-- PROMPT --
Identify every line in the records below that contains the word "from", and reproduce each one.

-- Collected data --
--- --- ---
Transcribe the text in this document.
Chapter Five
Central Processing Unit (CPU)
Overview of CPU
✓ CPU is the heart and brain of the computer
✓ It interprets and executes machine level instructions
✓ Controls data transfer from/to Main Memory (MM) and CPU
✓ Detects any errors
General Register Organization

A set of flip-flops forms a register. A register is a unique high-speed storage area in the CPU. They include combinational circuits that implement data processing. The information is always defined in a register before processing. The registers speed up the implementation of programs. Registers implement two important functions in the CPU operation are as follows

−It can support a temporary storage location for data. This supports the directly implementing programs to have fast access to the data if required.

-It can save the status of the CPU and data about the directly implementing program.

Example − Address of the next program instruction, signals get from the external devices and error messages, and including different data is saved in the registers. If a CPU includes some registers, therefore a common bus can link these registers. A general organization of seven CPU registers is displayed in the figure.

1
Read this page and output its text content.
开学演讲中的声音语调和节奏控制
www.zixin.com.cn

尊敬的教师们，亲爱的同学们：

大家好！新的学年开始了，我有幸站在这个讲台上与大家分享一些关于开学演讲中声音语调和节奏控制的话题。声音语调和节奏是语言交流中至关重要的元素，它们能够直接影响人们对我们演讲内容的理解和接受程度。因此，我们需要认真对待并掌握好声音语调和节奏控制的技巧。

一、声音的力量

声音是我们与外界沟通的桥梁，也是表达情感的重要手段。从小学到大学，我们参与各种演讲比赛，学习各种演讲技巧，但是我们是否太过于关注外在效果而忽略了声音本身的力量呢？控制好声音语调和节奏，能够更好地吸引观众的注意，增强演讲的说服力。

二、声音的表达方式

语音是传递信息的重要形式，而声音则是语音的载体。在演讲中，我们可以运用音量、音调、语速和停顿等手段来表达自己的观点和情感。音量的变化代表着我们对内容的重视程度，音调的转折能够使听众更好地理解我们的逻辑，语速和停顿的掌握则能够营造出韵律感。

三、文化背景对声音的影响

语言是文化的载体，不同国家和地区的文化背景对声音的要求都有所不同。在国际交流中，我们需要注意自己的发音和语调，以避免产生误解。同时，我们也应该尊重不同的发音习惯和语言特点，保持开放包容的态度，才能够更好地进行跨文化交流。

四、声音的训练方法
--- --- ---
-- SOLUTION FOR THIS PROBLEM --
✓ Controls data transfer from/to Main Memory (MM) and CPU
Example − Address of the next program instruction, signals get from the external devices and error messages, and including different data is saved in the registers. If a CPU includes some registers, therefore a common bus can link these registers. A general organization of seven CPU registers is displayed in the figure.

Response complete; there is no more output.